Information supplied:
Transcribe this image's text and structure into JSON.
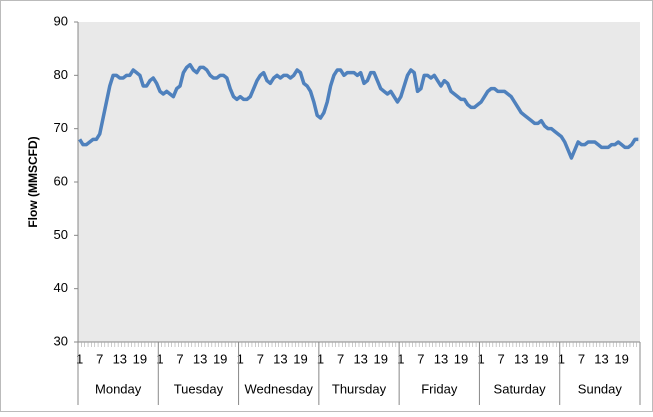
{
  "chart_data": {
    "type": "line",
    "y_label": "Flow (MMSCFD)",
    "groups": [
      "Monday",
      "Tuesday",
      "Wednesday",
      "Thursday",
      "Friday",
      "Saturday",
      "Sunday"
    ],
    "categories": [
      "1",
      null,
      null,
      null,
      null,
      null,
      "7",
      null,
      null,
      null,
      null,
      null,
      "13",
      null,
      null,
      null,
      null,
      null,
      "19",
      null,
      null,
      null,
      null,
      null,
      "1",
      null,
      null,
      null,
      null,
      null,
      "7",
      null,
      null,
      null,
      null,
      null,
      "13",
      null,
      null,
      null,
      null,
      null,
      "19",
      null,
      null,
      null,
      null,
      null,
      "1",
      null,
      null,
      null,
      null,
      null,
      "7",
      null,
      null,
      null,
      null,
      null,
      "13",
      null,
      null,
      null,
      null,
      null,
      "19",
      null,
      null,
      null,
      null,
      null,
      "1",
      null,
      null,
      null,
      null,
      null,
      "7",
      null,
      null,
      null,
      null,
      null,
      "13",
      null,
      null,
      null,
      null,
      null,
      "19",
      null,
      null,
      null,
      null,
      null,
      "1",
      null,
      null,
      null,
      null,
      null,
      "7",
      null,
      null,
      null,
      null,
      null,
      "13",
      null,
      null,
      null,
      null,
      null,
      "19",
      null,
      null,
      null,
      null,
      null,
      "1",
      null,
      null,
      null,
      null,
      null,
      "7",
      null,
      null,
      null,
      null,
      null,
      "13",
      null,
      null,
      null,
      null,
      null,
      "19",
      null,
      null,
      null,
      null,
      null,
      "1",
      null,
      null,
      null,
      null,
      null,
      "7",
      null,
      null,
      null,
      null,
      null,
      "13",
      null,
      null,
      null,
      null,
      null,
      "19",
      null,
      null,
      null,
      null,
      null
    ],
    "values": [
      68,
      67,
      67,
      67.5,
      68,
      68,
      69,
      72,
      75,
      78,
      80,
      80,
      79.5,
      79.5,
      80,
      80,
      81,
      80.5,
      80,
      78,
      78,
      79,
      79.5,
      78.5,
      77,
      76.5,
      77,
      76.5,
      76,
      77.5,
      78,
      80.5,
      81.5,
      82,
      81,
      80.5,
      81.5,
      81.5,
      81,
      80,
      79.5,
      79.5,
      80,
      80,
      79.5,
      77.5,
      76,
      75.5,
      76,
      75.5,
      75.5,
      76,
      77.5,
      79,
      80,
      80.5,
      79,
      78.5,
      79.5,
      80,
      79.5,
      80,
      80,
      79.5,
      80,
      81,
      80.5,
      78.5,
      78,
      77,
      75,
      72.5,
      72,
      73,
      75,
      78,
      80,
      81,
      81,
      80,
      80.5,
      80.5,
      80.5,
      80,
      80.5,
      78.5,
      79,
      80.5,
      80.5,
      79,
      77.5,
      77,
      76.5,
      77,
      76,
      75,
      76,
      78,
      80,
      81,
      80.5,
      77,
      77.5,
      80,
      80,
      79.5,
      80,
      79,
      78,
      79,
      78.5,
      77,
      76.5,
      76,
      75.5,
      75.5,
      74.5,
      74,
      74,
      74.5,
      75,
      76,
      77,
      77.5,
      77.5,
      77,
      77,
      77,
      76.5,
      76,
      75,
      74,
      73,
      72.5,
      72,
      71.5,
      71,
      71,
      71.5,
      70.5,
      70,
      70,
      69.5,
      69,
      68.5,
      67.5,
      66,
      64.5,
      66,
      67.5,
      67,
      67,
      67.5,
      67.5,
      67.5,
      67,
      66.5,
      66.5,
      66.5,
      67,
      67,
      67.5,
      67,
      66.5,
      66.5,
      67,
      68,
      68
    ],
    "color": "#4f81bd",
    "ylim": [
      30,
      90
    ],
    "yticks": [
      30,
      40,
      50,
      60,
      70,
      80,
      90
    ]
  }
}
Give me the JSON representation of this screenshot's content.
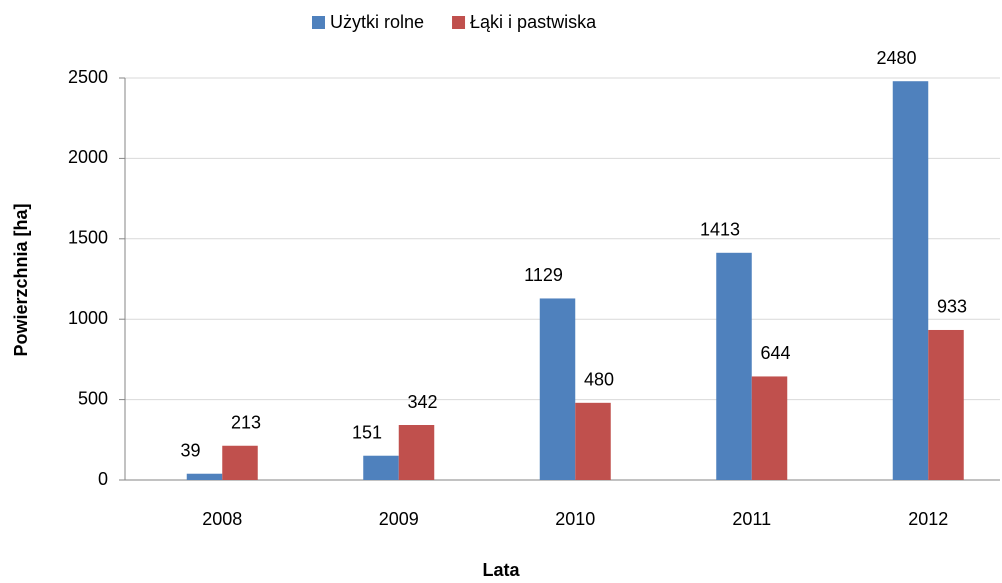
{
  "chart_data": {
    "type": "bar",
    "categories": [
      "2008",
      "2009",
      "2010",
      "2011",
      "2012"
    ],
    "series": [
      {
        "name": "Użytki rolne",
        "color": "#4f81bd",
        "values": [
          39,
          151,
          1129,
          1413,
          2480
        ]
      },
      {
        "name": "Łąki i pastwiska",
        "color": "#c0504d",
        "values": [
          213,
          342,
          480,
          644,
          933
        ]
      }
    ],
    "x_label": "Lata",
    "y_label": "Powierzchnia [ha]",
    "ylim": [
      0,
      2500
    ],
    "yticks": [
      0,
      500,
      1000,
      1500,
      2000,
      2500
    ],
    "grid": true,
    "legend": "top"
  }
}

Requirement:
All of the entries above should be duplicated exactly, except for the pictures.

Full answer:
Transcribe this image's text and structure into JSON.
{
  "chart_data": {
    "type": "line",
    "y_label": "Flow (MMSCFD)",
    "groups": [
      "Monday",
      "Tuesday",
      "Wednesday",
      "Thursday",
      "Friday",
      "Saturday",
      "Sunday"
    ],
    "categories": [
      "1",
      null,
      null,
      null,
      null,
      null,
      "7",
      null,
      null,
      null,
      null,
      null,
      "13",
      null,
      null,
      null,
      null,
      null,
      "19",
      null,
      null,
      null,
      null,
      null,
      "1",
      null,
      null,
      null,
      null,
      null,
      "7",
      null,
      null,
      null,
      null,
      null,
      "13",
      null,
      null,
      null,
      null,
      null,
      "19",
      null,
      null,
      null,
      null,
      null,
      "1",
      null,
      null,
      null,
      null,
      null,
      "7",
      null,
      null,
      null,
      null,
      null,
      "13",
      null,
      null,
      null,
      null,
      null,
      "19",
      null,
      null,
      null,
      null,
      null,
      "1",
      null,
      null,
      null,
      null,
      null,
      "7",
      null,
      null,
      null,
      null,
      null,
      "13",
      null,
      null,
      null,
      null,
      null,
      "19",
      null,
      null,
      null,
      null,
      null,
      "1",
      null,
      null,
      null,
      null,
      null,
      "7",
      null,
      null,
      null,
      null,
      null,
      "13",
      null,
      null,
      null,
      null,
      null,
      "19",
      null,
      null,
      null,
      null,
      null,
      "1",
      null,
      null,
      null,
      null,
      null,
      "7",
      null,
      null,
      null,
      null,
      null,
      "13",
      null,
      null,
      null,
      null,
      null,
      "19",
      null,
      null,
      null,
      null,
      null,
      "1",
      null,
      null,
      null,
      null,
      null,
      "7",
      null,
      null,
      null,
      null,
      null,
      "13",
      null,
      null,
      null,
      null,
      null,
      "19",
      null,
      null,
      null,
      null,
      null
    ],
    "values": [
      68,
      67,
      67,
      67.5,
      68,
      68,
      69,
      72,
      75,
      78,
      80,
      80,
      79.5,
      79.5,
      80,
      80,
      81,
      80.5,
      80,
      78,
      78,
      79,
      79.5,
      78.5,
      77,
      76.5,
      77,
      76.5,
      76,
      77.5,
      78,
      80.5,
      81.5,
      82,
      81,
      80.5,
      81.5,
      81.5,
      81,
      80,
      79.5,
      79.5,
      80,
      80,
      79.5,
      77.5,
      76,
      75.5,
      76,
      75.5,
      75.5,
      76,
      77.5,
      79,
      80,
      80.5,
      79,
      78.5,
      79.5,
      80,
      79.5,
      80,
      80,
      79.5,
      80,
      81,
      80.5,
      78.5,
      78,
      77,
      75,
      72.5,
      72,
      73,
      75,
      78,
      80,
      81,
      81,
      80,
      80.5,
      80.5,
      80.5,
      80,
      80.5,
      78.5,
      79,
      80.5,
      80.5,
      79,
      77.5,
      77,
      76.5,
      77,
      76,
      75,
      76,
      78,
      80,
      81,
      80.5,
      77,
      77.5,
      80,
      80,
      79.5,
      80,
      79,
      78,
      79,
      78.5,
      77,
      76.5,
      76,
      75.5,
      75.5,
      74.5,
      74,
      74,
      74.5,
      75,
      76,
      77,
      77.5,
      77.5,
      77,
      77,
      77,
      76.5,
      76,
      75,
      74,
      73,
      72.5,
      72,
      71.5,
      71,
      71,
      71.5,
      70.5,
      70,
      70,
      69.5,
      69,
      68.5,
      67.5,
      66,
      64.5,
      66,
      67.5,
      67,
      67,
      67.5,
      67.5,
      67.5,
      67,
      66.5,
      66.5,
      66.5,
      67,
      67,
      67.5,
      67,
      66.5,
      66.5,
      67,
      68,
      68
    ],
    "color": "#4f81bd",
    "ylim": [
      30,
      90
    ],
    "yticks": [
      30,
      40,
      50,
      60,
      70,
      80,
      90
    ]
  }
}
Give me the JSON representation of this screenshot's content.
{
  "chart_data": {
    "type": "bar",
    "categories": [
      "2008",
      "2009",
      "2010",
      "2011",
      "2012"
    ],
    "series": [
      {
        "name": "Użytki rolne",
        "color": "#4f81bd",
        "values": [
          39,
          151,
          1129,
          1413,
          2480
        ]
      },
      {
        "name": "Łąki i pastwiska",
        "color": "#c0504d",
        "values": [
          213,
          342,
          480,
          644,
          933
        ]
      }
    ],
    "x_label": "Lata",
    "y_label": "Powierzchnia [ha]",
    "ylim": [
      0,
      2500
    ],
    "yticks": [
      0,
      500,
      1000,
      1500,
      2000,
      2500
    ],
    "grid": true,
    "legend": "top"
  }
}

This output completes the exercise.